**TASK BRIEF:**
Switch every "radio-button" in the rows below to "option-circle" and return all the rows otherwise unchanged. Leave the pictures out of your answer.

# start of DATA SHOWN

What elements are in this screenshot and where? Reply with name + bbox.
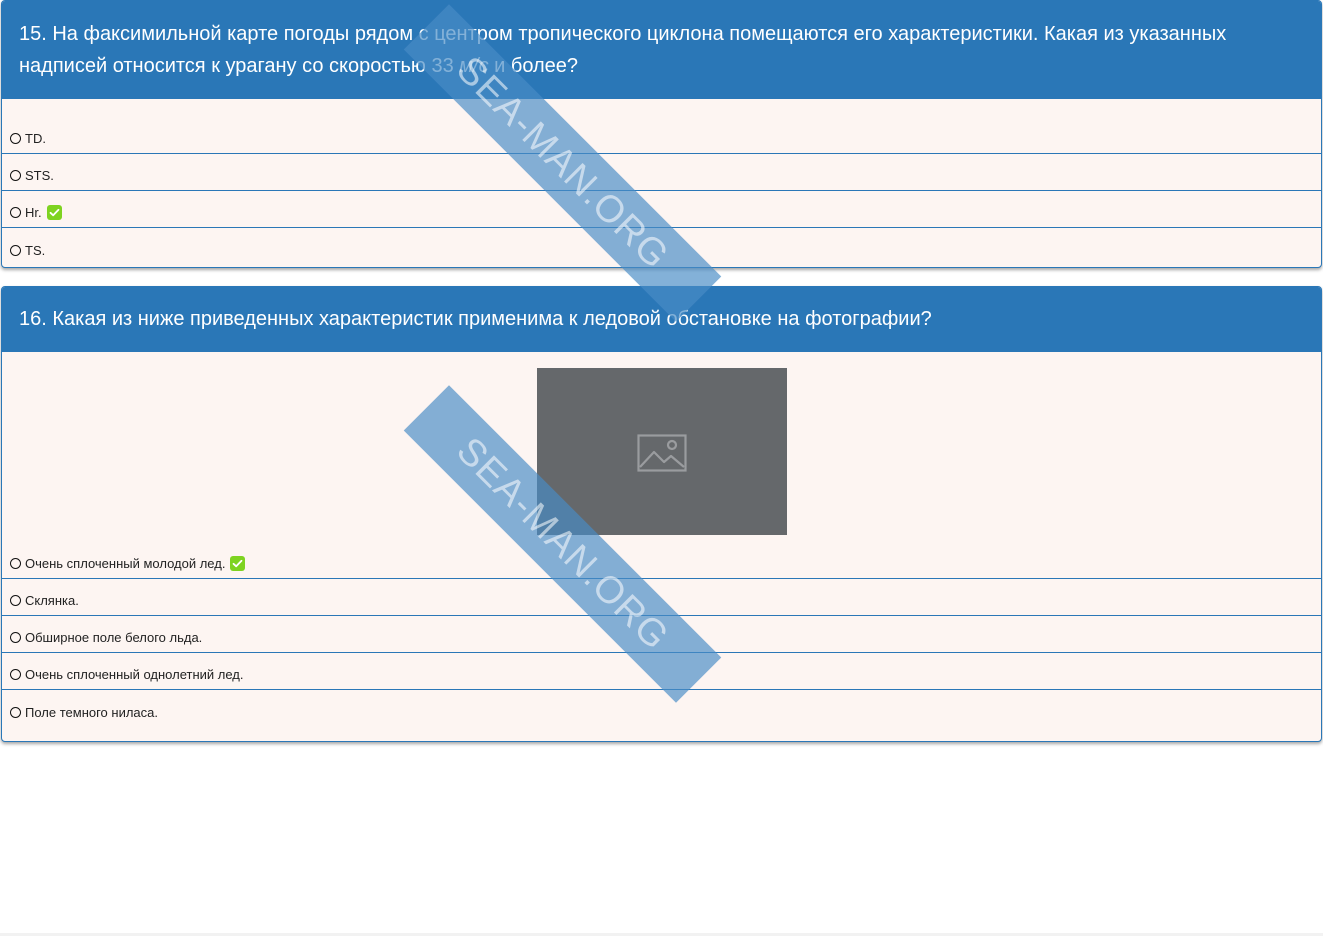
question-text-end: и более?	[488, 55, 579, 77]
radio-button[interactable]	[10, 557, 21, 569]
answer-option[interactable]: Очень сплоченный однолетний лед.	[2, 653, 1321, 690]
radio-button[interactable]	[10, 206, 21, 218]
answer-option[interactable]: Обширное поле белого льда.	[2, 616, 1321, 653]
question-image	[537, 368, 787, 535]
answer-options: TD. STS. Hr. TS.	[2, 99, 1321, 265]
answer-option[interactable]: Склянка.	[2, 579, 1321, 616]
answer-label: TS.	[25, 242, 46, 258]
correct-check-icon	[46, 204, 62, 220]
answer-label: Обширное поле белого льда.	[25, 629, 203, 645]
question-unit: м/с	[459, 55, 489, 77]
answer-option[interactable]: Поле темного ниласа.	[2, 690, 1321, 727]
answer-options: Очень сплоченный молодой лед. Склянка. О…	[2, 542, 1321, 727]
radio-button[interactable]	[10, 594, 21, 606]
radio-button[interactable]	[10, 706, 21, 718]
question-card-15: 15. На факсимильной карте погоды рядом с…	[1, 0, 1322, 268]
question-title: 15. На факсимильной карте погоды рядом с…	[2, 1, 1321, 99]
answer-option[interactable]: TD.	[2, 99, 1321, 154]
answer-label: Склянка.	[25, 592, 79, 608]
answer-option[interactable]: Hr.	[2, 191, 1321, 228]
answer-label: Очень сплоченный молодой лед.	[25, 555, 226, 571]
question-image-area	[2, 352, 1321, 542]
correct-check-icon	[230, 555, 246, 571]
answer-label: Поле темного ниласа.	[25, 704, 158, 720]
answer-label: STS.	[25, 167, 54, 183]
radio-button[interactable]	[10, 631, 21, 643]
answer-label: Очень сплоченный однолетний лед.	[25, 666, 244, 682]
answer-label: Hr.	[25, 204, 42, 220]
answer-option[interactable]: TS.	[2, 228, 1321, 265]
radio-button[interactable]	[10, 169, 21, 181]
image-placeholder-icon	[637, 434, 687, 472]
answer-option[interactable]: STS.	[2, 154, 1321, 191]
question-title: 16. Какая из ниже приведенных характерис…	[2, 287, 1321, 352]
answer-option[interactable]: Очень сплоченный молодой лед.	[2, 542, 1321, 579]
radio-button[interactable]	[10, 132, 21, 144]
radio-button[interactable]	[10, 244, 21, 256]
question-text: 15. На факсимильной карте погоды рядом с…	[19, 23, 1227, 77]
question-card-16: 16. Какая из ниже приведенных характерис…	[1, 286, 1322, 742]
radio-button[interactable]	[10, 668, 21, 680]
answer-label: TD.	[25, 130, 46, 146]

# end of DATA SHOWN

**RESPONSE TO THIS TASK:**
What elements are in this screenshot and where? Reply with name + bbox.
question-text-end: и более?	[488, 55, 579, 77]
option-circle[interactable]	[10, 557, 21, 569]
answer-option[interactable]: Очень сплоченный однолетний лед.	[2, 653, 1321, 690]
option-circle[interactable]	[10, 206, 21, 218]
answer-option[interactable]: Обширное поле белого льда.	[2, 616, 1321, 653]
question-image	[537, 368, 787, 535]
answer-options: TD. STS. Hr. TS.	[2, 99, 1321, 265]
answer-option[interactable]: Склянка.	[2, 579, 1321, 616]
answer-label: TS.	[25, 242, 46, 258]
correct-check-icon	[46, 204, 62, 220]
answer-label: Обширное поле белого льда.	[25, 629, 203, 645]
question-unit: м/с	[459, 55, 489, 77]
answer-option[interactable]: Поле темного ниласа.	[2, 690, 1321, 727]
answer-options: Очень сплоченный молодой лед. Склянка. О…	[2, 542, 1321, 727]
option-circle[interactable]	[10, 594, 21, 606]
option-circle[interactable]	[10, 706, 21, 718]
question-card-15: 15. На факсимильной карте погоды рядом с…	[1, 0, 1322, 268]
question-title: 15. На факсимильной карте погоды рядом с…	[2, 1, 1321, 99]
answer-option[interactable]: TD.	[2, 99, 1321, 154]
answer-label: Склянка.	[25, 592, 79, 608]
answer-option[interactable]: Hr.	[2, 191, 1321, 228]
answer-label: Очень сплоченный молодой лед.	[25, 555, 226, 571]
question-image-area	[2, 352, 1321, 542]
correct-check-icon	[230, 555, 246, 571]
answer-label: Поле темного ниласа.	[25, 704, 158, 720]
answer-label: STS.	[25, 167, 54, 183]
option-circle[interactable]	[10, 631, 21, 643]
answer-label: Очень сплоченный однолетний лед.	[25, 666, 244, 682]
answer-label: Hr.	[25, 204, 42, 220]
answer-option[interactable]: TS.	[2, 228, 1321, 265]
option-circle[interactable]	[10, 169, 21, 181]
image-placeholder-icon	[637, 434, 687, 472]
answer-option[interactable]: STS.	[2, 154, 1321, 191]
question-title: 16. Какая из ниже приведенных характерис…	[2, 287, 1321, 352]
answer-option[interactable]: Очень сплоченный молодой лед.	[2, 542, 1321, 579]
option-circle[interactable]	[10, 132, 21, 144]
option-circle[interactable]	[10, 244, 21, 256]
question-text: 15. На факсимильной карте погоды рядом с…	[19, 23, 1227, 77]
question-card-16: 16. Какая из ниже приведенных характерис…	[1, 286, 1322, 742]
option-circle[interactable]	[10, 668, 21, 680]
answer-label: TD.	[25, 130, 46, 146]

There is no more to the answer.